Copy every one of the rows below word for word, leaving out the pictures.

■ ■ ■ ■

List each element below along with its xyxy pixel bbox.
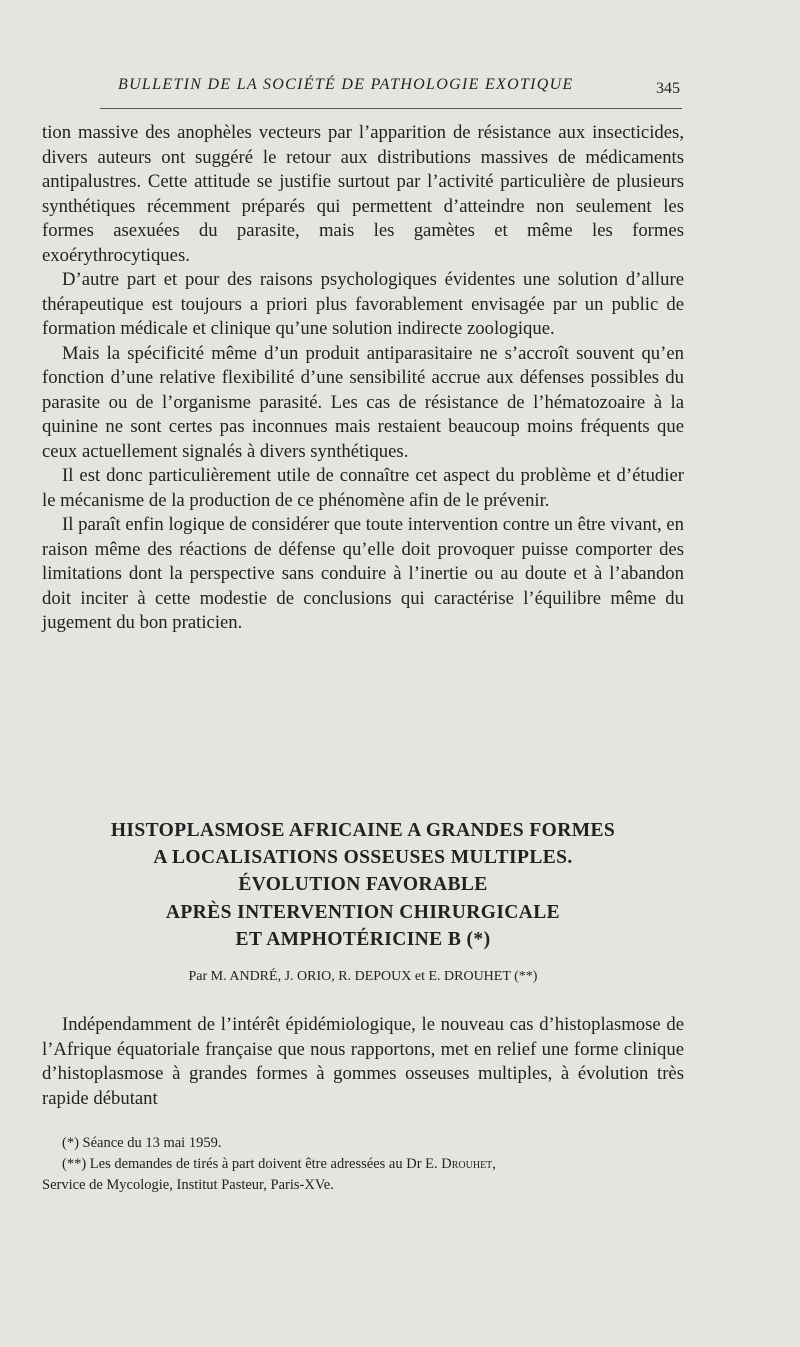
footnote-2-prefix: (**) Les demandes de tirés à part doivent être adressées au Dr E. xyxy=(62,1156,438,1172)
authors-line: Par M. ANDRÉ, J. ORIO, R. DEPOUX et E. DROUHET (**) xyxy=(188,969,538,984)
article-title xyxy=(40,817,686,953)
intro-paragraph: Indépendamment de l’intérêt épidémiologique, le nouveau cas d’histoplasmose de l’Afrique équatoriale française que nous rapportons, met en relief une forme clinique d’histoplasmose à grandes formes à gommes osseuses multiples, à évolution très rapide débutant xyxy=(42,1014,684,1109)
paragraph-5: Il paraît enfin logique de considérer que toute intervention contre un être vivant, en raison même des réactions de défense qu’elle doit provoquer puisse comporter des limitations dont la perspective sans conduire à l’inertie ou au doute et à l’abandon doit inciter à cette modestie de conclusions qui caractérise l’équilibre même du jugement du bon praticien. xyxy=(42,514,684,633)
paragraph-4: Il est donc particulièrement utile de connaître cet aspect du problème et d’étudier le mécanisme de la production de ce phénomène afin de le prévenir. xyxy=(42,465,684,511)
running-head xyxy=(100,72,682,109)
title-line-3: ÉVOLUTION FAVORABLE xyxy=(238,874,488,896)
footnote-1: (*) Séance du 13 mai 1959. xyxy=(62,1135,222,1151)
title-line-2: A LOCALISATIONS OSSEUSES MULTIPLES. xyxy=(153,847,573,869)
title-line-1: HISTOPLASMOSE AFRICAINE A GRANDES FORMES xyxy=(110,820,616,841)
body-text xyxy=(42,121,684,636)
paragraph-1: tion massive des anophèles vecteurs par l’apparition de résistance aux insecticides, divers auteurs ont suggéré le retour aux distributions massives de médicaments antipalustres. Cette attitude se justifie surtout par l’activité particulière de plusieurs synthétiques récemment préparés qui permettent d’atteindre non seulement les formes asexuées du parasite, mais les gamètes et même les formes exoérythrocytiques. xyxy=(42,122,684,266)
journal-title: BULLETIN DE LA SOCIÉTÉ DE PATHOLOGIE EXOTIQUE xyxy=(118,76,574,93)
footnote-2 xyxy=(42,1154,684,1175)
title-line-5: ET AMPHOTÉRICINE B (*) xyxy=(235,928,491,950)
paragraph-3: Mais la spécificité même d’un produit antiparasitaire ne s’accroît souvent qu’en fonction d’une relative flexibilité d’une sensibilité accrue aux défenses possibles du parasite ou de l’organisme parasité. Les cas de résistance de l’hématozoaire à la quinine ne sont certes pas inconnues mais restaient beaucoup moins fréquents que ceux actuellement signalés à divers synthétiques. xyxy=(42,342,684,462)
article-intro xyxy=(42,1013,684,1111)
footnotes xyxy=(42,1133,684,1196)
title-line-4: APRÈS INTERVENTION CHIRURGICALE xyxy=(165,901,561,923)
page-number: 345 xyxy=(656,80,680,97)
paragraph-2: D’autre part et pour des raisons psychologiques évidentes une solution d’allure thérapeutique est toujours a priori plus favorablement envisagée par un public de formation médicale et clinique qu’une solution indirecte zoologique. xyxy=(42,269,684,339)
footnote-2-name: Drouhet, xyxy=(441,1156,496,1172)
footnote-2-continuation: Service de Mycologie, Institut Pasteur, Paris-XVe. xyxy=(42,1177,334,1193)
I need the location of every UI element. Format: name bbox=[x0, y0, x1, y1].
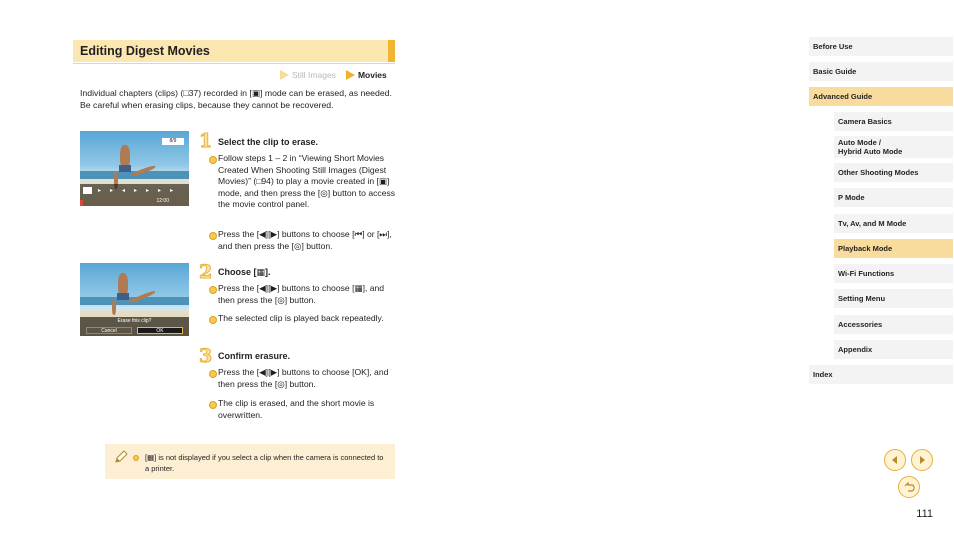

■ ■ ■ ■

ANSWER IN FULL:
List each element below along with its xyxy pixel bbox.
footnote-2-prefix: (**) Les demandes de tirés à part doivent être adressées au Dr E. xyxy=(62,1156,438,1172)
authors-line: Par M. ANDRÉ, J. ORIO, R. DEPOUX et E. DROUHET (**) xyxy=(188,969,538,984)
article-title xyxy=(40,817,686,953)
intro-paragraph: Indépendamment de l’intérêt épidémiologique, le nouveau cas d’histoplasmose de l’Afrique équatoriale française que nous rapportons, met en relief une forme clinique d’histoplasmose à grandes formes à gommes osseuses multiples, à évolution très rapide débutant xyxy=(42,1014,684,1109)
paragraph-5: Il paraît enfin logique de considérer que toute intervention contre un être vivant, en raison même des réactions de défense qu’elle doit provoquer puisse comporter des limitations dont la perspective sans conduire à l’inertie ou au doute et à l’abandon doit inciter à cette modestie de conclusions qui caractérise l’équilibre même du jugement du bon praticien. xyxy=(42,514,684,633)
paragraph-4: Il est donc particulièrement utile de connaître cet aspect du problème et d’étudier le mécanisme de la production de ce phénomène afin de le prévenir. xyxy=(42,465,684,511)
running-head xyxy=(100,72,682,109)
title-line-3: ÉVOLUTION FAVORABLE xyxy=(238,874,488,896)
footnote-1: (*) Séance du 13 mai 1959. xyxy=(62,1135,222,1151)
title-line-2: A LOCALISATIONS OSSEUSES MULTIPLES. xyxy=(153,847,573,869)
title-line-1: HISTOPLASMOSE AFRICAINE A GRANDES FORMES xyxy=(110,820,616,841)
body-text xyxy=(42,121,684,636)
paragraph-1: tion massive des anophèles vecteurs par l’apparition de résistance aux insecticides, divers auteurs ont suggéré le retour aux distributions massives de médicaments antipalustres. Cette attitude se justifie surtout par l’activité particulière de plusieurs synthétiques récemment préparés qui permettent d’atteindre non seulement les formes asexuées du parasite, mais les gamètes et même les formes exoérythrocytiques. xyxy=(42,122,684,266)
journal-title: BULLETIN DE LA SOCIÉTÉ DE PATHOLOGIE EXOTIQUE xyxy=(118,76,574,93)
footnote-2 xyxy=(42,1154,684,1175)
title-line-5: ET AMPHOTÉRICINE B (*) xyxy=(235,928,491,950)
paragraph-3: Mais la spécificité même d’un produit antiparasitaire ne s’accroît souvent qu’en fonction d’une relative flexibilité d’une sensibilité accrue aux défenses possibles du parasite ou de l’organisme parasité. Les cas de résistance de l’hématozoaire à la quinine ne sont certes pas inconnues mais restaient beaucoup moins fréquents que ceux actuellement signalés à divers synthétiques. xyxy=(42,342,684,462)
article-intro xyxy=(42,1013,684,1111)
footnotes xyxy=(42,1133,684,1196)
title-line-4: APRÈS INTERVENTION CHIRURGICALE xyxy=(165,901,561,923)
page-number: 345 xyxy=(656,80,680,97)
paragraph-2: D’autre part et pour des raisons psychologiques évidentes une solution d’allure thérapeutique est toujours a priori plus favorablement envisagée par un public de formation médicale et clinique qu’une solution indirecte zoologique. xyxy=(42,269,684,339)
footnote-2-name: Drouhet, xyxy=(441,1156,496,1172)
footnote-2-continuation: Service de Mycologie, Institut Pasteur, Paris-XVe. xyxy=(42,1177,334,1193)
I need the location of every UI element. Format: name bbox=[x0, y0, x1, y1].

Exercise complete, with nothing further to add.